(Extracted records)
□ □ □ □ □ □ □
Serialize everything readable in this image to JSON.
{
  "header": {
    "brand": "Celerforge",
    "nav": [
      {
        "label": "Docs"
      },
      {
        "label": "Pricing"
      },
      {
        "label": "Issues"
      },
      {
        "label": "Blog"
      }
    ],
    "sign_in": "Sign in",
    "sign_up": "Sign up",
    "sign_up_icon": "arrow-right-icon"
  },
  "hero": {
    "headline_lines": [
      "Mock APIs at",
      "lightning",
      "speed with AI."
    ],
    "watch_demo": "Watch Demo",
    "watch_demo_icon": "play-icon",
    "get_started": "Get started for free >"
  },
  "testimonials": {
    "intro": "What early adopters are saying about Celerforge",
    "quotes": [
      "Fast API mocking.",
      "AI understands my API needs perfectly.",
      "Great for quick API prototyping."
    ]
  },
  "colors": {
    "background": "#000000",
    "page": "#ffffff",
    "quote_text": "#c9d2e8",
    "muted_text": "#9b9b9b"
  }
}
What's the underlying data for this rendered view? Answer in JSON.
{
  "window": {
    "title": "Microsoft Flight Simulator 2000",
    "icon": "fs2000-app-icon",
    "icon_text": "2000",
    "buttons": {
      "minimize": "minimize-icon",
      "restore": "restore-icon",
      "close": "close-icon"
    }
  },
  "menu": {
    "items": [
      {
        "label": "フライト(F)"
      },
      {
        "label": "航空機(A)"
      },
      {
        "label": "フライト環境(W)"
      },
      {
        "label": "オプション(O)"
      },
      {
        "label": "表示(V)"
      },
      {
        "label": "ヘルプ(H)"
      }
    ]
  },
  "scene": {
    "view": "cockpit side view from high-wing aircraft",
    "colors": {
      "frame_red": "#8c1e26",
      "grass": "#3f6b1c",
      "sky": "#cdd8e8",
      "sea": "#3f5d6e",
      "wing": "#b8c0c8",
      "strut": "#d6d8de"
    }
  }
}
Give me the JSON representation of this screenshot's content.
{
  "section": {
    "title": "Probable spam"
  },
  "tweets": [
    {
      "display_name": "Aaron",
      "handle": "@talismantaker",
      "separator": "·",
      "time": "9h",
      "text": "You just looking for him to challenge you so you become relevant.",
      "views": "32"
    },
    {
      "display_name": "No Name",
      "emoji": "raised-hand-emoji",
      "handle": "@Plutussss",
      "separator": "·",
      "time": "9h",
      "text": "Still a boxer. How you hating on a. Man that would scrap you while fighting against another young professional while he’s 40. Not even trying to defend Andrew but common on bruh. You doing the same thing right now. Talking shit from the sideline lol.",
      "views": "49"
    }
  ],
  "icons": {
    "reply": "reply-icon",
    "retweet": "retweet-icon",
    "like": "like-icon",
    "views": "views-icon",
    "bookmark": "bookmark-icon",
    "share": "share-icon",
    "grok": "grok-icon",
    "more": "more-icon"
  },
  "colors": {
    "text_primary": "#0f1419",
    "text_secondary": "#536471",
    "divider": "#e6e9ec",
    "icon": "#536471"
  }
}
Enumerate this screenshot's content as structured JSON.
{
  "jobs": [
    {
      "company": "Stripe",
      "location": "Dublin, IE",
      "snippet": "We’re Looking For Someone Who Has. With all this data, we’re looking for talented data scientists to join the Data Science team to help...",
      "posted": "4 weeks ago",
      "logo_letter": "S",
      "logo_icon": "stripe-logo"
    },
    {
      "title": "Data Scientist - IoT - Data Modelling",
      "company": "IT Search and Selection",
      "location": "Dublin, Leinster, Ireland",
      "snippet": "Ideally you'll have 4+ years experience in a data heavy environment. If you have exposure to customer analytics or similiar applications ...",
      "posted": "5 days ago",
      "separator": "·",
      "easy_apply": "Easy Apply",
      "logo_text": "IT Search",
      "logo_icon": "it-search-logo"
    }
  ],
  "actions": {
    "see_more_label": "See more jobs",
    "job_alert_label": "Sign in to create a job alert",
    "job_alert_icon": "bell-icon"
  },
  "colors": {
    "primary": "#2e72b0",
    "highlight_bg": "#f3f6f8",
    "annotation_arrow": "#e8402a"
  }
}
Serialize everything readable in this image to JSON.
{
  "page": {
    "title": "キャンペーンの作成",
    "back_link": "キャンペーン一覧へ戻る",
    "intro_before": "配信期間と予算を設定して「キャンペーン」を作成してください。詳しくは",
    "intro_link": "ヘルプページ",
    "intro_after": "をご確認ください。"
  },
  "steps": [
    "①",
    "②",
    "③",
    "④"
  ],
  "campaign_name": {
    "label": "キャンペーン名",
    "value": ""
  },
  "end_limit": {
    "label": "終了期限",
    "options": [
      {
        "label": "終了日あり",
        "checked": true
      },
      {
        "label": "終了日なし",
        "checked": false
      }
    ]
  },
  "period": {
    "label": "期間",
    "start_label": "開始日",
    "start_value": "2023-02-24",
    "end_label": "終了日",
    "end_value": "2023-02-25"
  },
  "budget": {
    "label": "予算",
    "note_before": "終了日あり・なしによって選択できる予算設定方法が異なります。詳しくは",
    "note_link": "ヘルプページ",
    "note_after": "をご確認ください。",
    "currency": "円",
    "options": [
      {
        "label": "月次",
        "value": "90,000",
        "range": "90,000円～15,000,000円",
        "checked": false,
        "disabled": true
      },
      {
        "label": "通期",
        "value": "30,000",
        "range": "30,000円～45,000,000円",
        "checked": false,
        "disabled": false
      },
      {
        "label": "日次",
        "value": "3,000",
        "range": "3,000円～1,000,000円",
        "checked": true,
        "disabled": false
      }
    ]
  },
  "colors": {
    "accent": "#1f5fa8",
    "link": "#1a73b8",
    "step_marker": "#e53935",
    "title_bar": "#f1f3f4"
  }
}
□ □ □ □ □ □ □
__THE EXERCISE__:
Write the material out again in its entirety, exactly as shown.

__FINAL ANSWER__:
Serialize everything readable in this image to JSON.
{
  "header": {
    "brand": "Celerforge",
    "nav": [
      {
        "label": "Docs"
      },
      {
        "label": "Pricing"
      },
      {
        "label": "Issues"
      },
      {
        "label": "Blog"
      }
    ],
    "sign_in": "Sign in",
    "sign_up": "Sign up",
    "sign_up_icon": "arrow-right-icon"
  },
  "hero": {
    "headline_lines": [
      "Mock APIs at",
      "lightning",
      "speed with AI."
    ],
    "watch_demo": "Watch Demo",
    "watch_demo_icon": "play-icon",
    "get_started": "Get started for free >"
  },
  "testimonials": {
    "intro": "What early adopters are saying about Celerforge",
    "quotes": [
      "Fast API mocking.",
      "AI understands my API needs perfectly.",
      "Great for quick API prototyping."
    ]
  },
  "colors": {
    "background": "#000000",
    "page": "#ffffff",
    "quote_text": "#c9d2e8",
    "muted_text": "#9b9b9b"
  }
}
What's the underlying data for this rendered view? Answer in JSON.
{
  "window": {
    "title": "Microsoft Flight Simulator 2000",
    "icon": "fs2000-app-icon",
    "icon_text": "2000",
    "buttons": {
      "minimize": "minimize-icon",
      "restore": "restore-icon",
      "close": "close-icon"
    }
  },
  "menu": {
    "items": [
      {
        "label": "フライト(F)"
      },
      {
        "label": "航空機(A)"
      },
      {
        "label": "フライト環境(W)"
      },
      {
        "label": "オプション(O)"
      },
      {
        "label": "表示(V)"
      },
      {
        "label": "ヘルプ(H)"
      }
    ]
  },
  "scene": {
    "view": "cockpit side view from high-wing aircraft",
    "colors": {
      "frame_red": "#8c1e26",
      "grass": "#3f6b1c",
      "sky": "#cdd8e8",
      "sea": "#3f5d6e",
      "wing": "#b8c0c8",
      "strut": "#d6d8de"
    }
  }
}
Give me the JSON representation of this screenshot's content.
{
  "section": {
    "title": "Probable spam"
  },
  "tweets": [
    {
      "display_name": "Aaron",
      "handle": "@talismantaker",
      "separator": "·",
      "time": "9h",
      "text": "You just looking for him to challenge you so you become relevant.",
      "views": "32"
    },
    {
      "display_name": "No Name",
      "emoji": "raised-hand-emoji",
      "handle": "@Plutussss",
      "separator": "·",
      "time": "9h",
      "text": "Still a boxer. How you hating on a. Man that would scrap you while fighting against another young professional while he’s 40. Not even trying to defend Andrew but common on bruh. You doing the same thing right now. Talking shit from the sideline lol.",
      "views": "49"
    }
  ],
  "icons": {
    "reply": "reply-icon",
    "retweet": "retweet-icon",
    "like": "like-icon",
    "views": "views-icon",
    "bookmark": "bookmark-icon",
    "share": "share-icon",
    "grok": "grok-icon",
    "more": "more-icon"
  },
  "colors": {
    "text_primary": "#0f1419",
    "text_secondary": "#536471",
    "divider": "#e6e9ec",
    "icon": "#536471"
  }
}
Enumerate this screenshot's content as structured JSON.
{
  "jobs": [
    {
      "company": "Stripe",
      "location": "Dublin, IE",
      "snippet": "We’re Looking For Someone Who Has. With all this data, we’re looking for talented data scientists to join the Data Science team to help...",
      "posted": "4 weeks ago",
      "logo_letter": "S",
      "logo_icon": "stripe-logo"
    },
    {
      "title": "Data Scientist - IoT - Data Modelling",
      "company": "IT Search and Selection",
      "location": "Dublin, Leinster, Ireland",
      "snippet": "Ideally you'll have 4+ years experience in a data heavy environment. If you have exposure to customer analytics or similiar applications ...",
      "posted": "5 days ago",
      "separator": "·",
      "easy_apply": "Easy Apply",
      "logo_text": "IT Search",
      "logo_icon": "it-search-logo"
    }
  ],
  "actions": {
    "see_more_label": "See more jobs",
    "job_alert_label": "Sign in to create a job alert",
    "job_alert_icon": "bell-icon"
  },
  "colors": {
    "primary": "#2e72b0",
    "highlight_bg": "#f3f6f8",
    "annotation_arrow": "#e8402a"
  }
}
Serialize everything readable in this image to JSON.
{
  "page": {
    "title": "キャンペーンの作成",
    "back_link": "キャンペーン一覧へ戻る",
    "intro_before": "配信期間と予算を設定して「キャンペーン」を作成してください。詳しくは",
    "intro_link": "ヘルプページ",
    "intro_after": "をご確認ください。"
  },
  "steps": [
    "①",
    "②",
    "③",
    "④"
  ],
  "campaign_name": {
    "label": "キャンペーン名",
    "value": ""
  },
  "end_limit": {
    "label": "終了期限",
    "options": [
      {
        "label": "終了日あり",
        "checked": true
      },
      {
        "label": "終了日なし",
        "checked": false
      }
    ]
  },
  "period": {
    "label": "期間",
    "start_label": "開始日",
    "start_value": "2023-02-24",
    "end_label": "終了日",
    "end_value": "2023-02-25"
  },
  "budget": {
    "label": "予算",
    "note_before": "終了日あり・なしによって選択できる予算設定方法が異なります。詳しくは",
    "note_link": "ヘルプページ",
    "note_after": "をご確認ください。",
    "currency": "円",
    "options": [
      {
        "label": "月次",
        "value": "90,000",
        "range": "90,000円～15,000,000円",
        "checked": false,
        "disabled": true
      },
      {
        "label": "通期",
        "value": "30,000",
        "range": "30,000円～45,000,000円",
        "checked": false,
        "disabled": false
      },
      {
        "label": "日次",
        "value": "3,000",
        "range": "3,000円～1,000,000円",
        "checked": true,
        "disabled": false
      }
    ]
  },
  "colors": {
    "accent": "#1f5fa8",
    "link": "#1a73b8",
    "step_marker": "#e53935",
    "title_bar": "#f1f3f4"
  }
}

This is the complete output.